RECORDED INFORMATION ::
--- Start ---
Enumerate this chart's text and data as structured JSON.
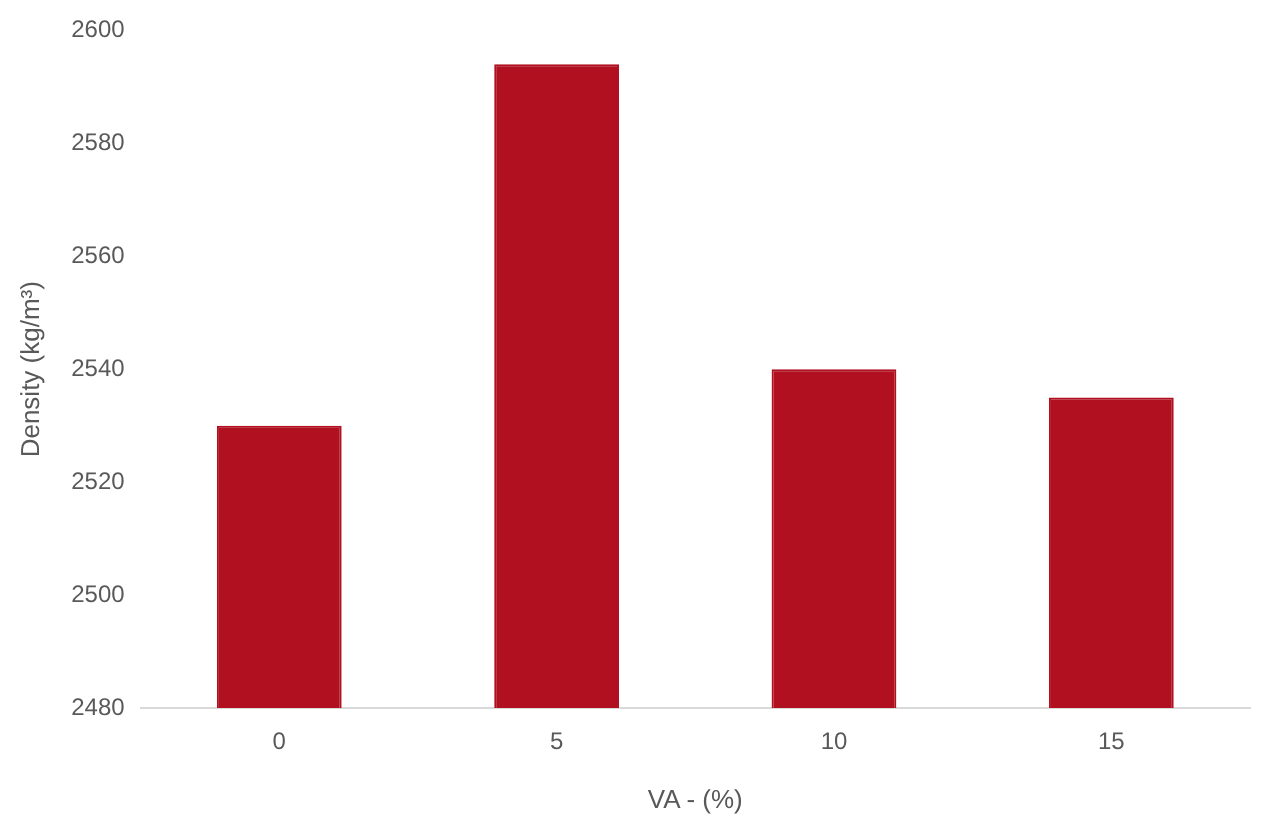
{
  "chart_data": {
    "type": "bar",
    "xlabel": "VA - (%)",
    "ylabel": "Density (kg/m³)",
    "categories": [
      "0",
      "5",
      "10",
      "15"
    ],
    "values": [
      2530,
      2594,
      2540,
      2535
    ],
    "color": "#b01020",
    "ylim": [
      2480,
      2600
    ],
    "yticks": [
      2480,
      2500,
      2520,
      2540,
      2560,
      2580,
      2600
    ],
    "grid": false,
    "legend": false
  }
}
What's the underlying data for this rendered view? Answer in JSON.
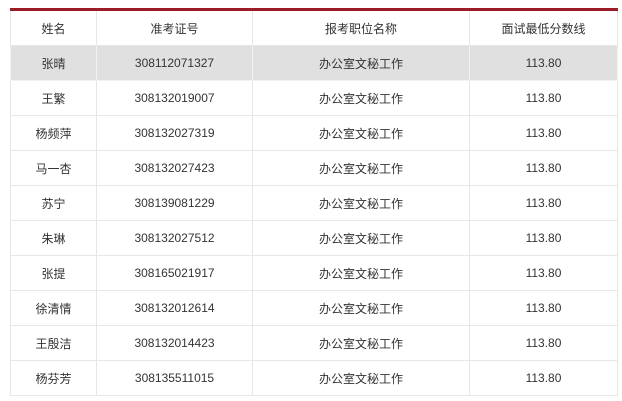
{
  "colors": {
    "top_border": "#9b1b26",
    "highlight_row_bg": "#e0e0e0",
    "cell_border": "#e7e7e7",
    "text": "#333333"
  },
  "table": {
    "columns": [
      {
        "key": "name",
        "label": "姓名"
      },
      {
        "key": "ticket",
        "label": "准考证号"
      },
      {
        "key": "position",
        "label": "报考职位名称"
      },
      {
        "key": "score",
        "label": "面试最低分数线"
      }
    ],
    "highlighted_row_index": 0,
    "rows": [
      {
        "name": "张晴",
        "ticket": "308112071327",
        "position": "办公室文秘工作",
        "score": "113.80"
      },
      {
        "name": "王繁",
        "ticket": "308132019007",
        "position": "办公室文秘工作",
        "score": "113.80"
      },
      {
        "name": "杨频萍",
        "ticket": "308132027319",
        "position": "办公室文秘工作",
        "score": "113.80"
      },
      {
        "name": "马一杏",
        "ticket": "308132027423",
        "position": "办公室文秘工作",
        "score": "113.80"
      },
      {
        "name": "苏宁",
        "ticket": "308139081229",
        "position": "办公室文秘工作",
        "score": "113.80"
      },
      {
        "name": "朱琳",
        "ticket": "308132027512",
        "position": "办公室文秘工作",
        "score": "113.80"
      },
      {
        "name": "张提",
        "ticket": "308165021917",
        "position": "办公室文秘工作",
        "score": "113.80"
      },
      {
        "name": "徐清情",
        "ticket": "308132012614",
        "position": "办公室文秘工作",
        "score": "113.80"
      },
      {
        "name": "王殷洁",
        "ticket": "308132014423",
        "position": "办公室文秘工作",
        "score": "113.80"
      },
      {
        "name": "杨芬芳",
        "ticket": "308135511015",
        "position": "办公室文秘工作",
        "score": "113.80"
      }
    ]
  }
}
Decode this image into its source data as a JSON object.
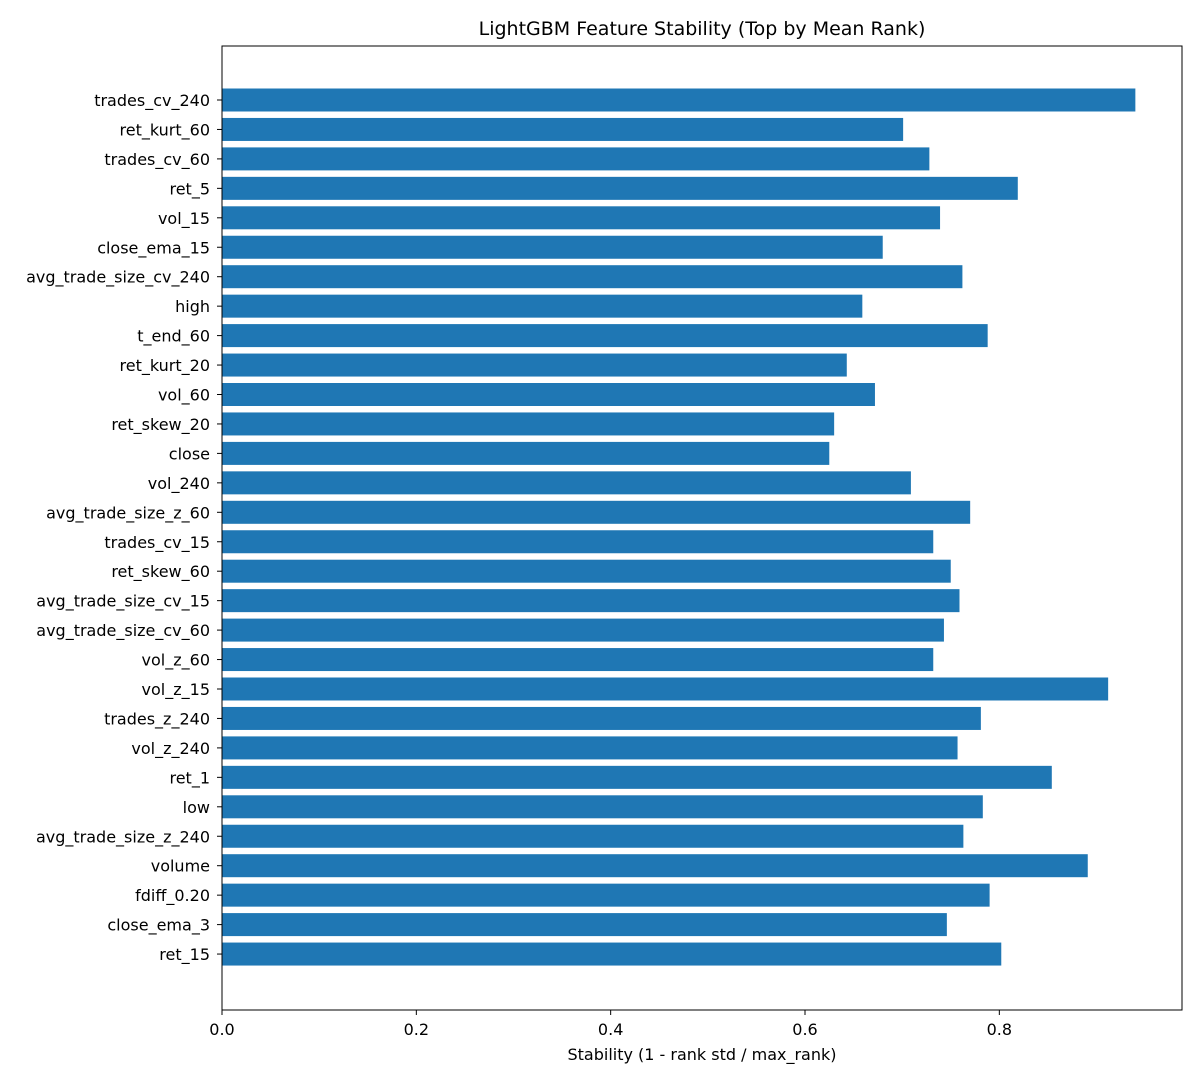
--- End ---
GIVEN TASK :: Copy out every line from the material above in which the word "text" appears.

COMPLETED EXERCISE ::
Enumerate this chart's text and data as structured JSON.
    "text": "#333333"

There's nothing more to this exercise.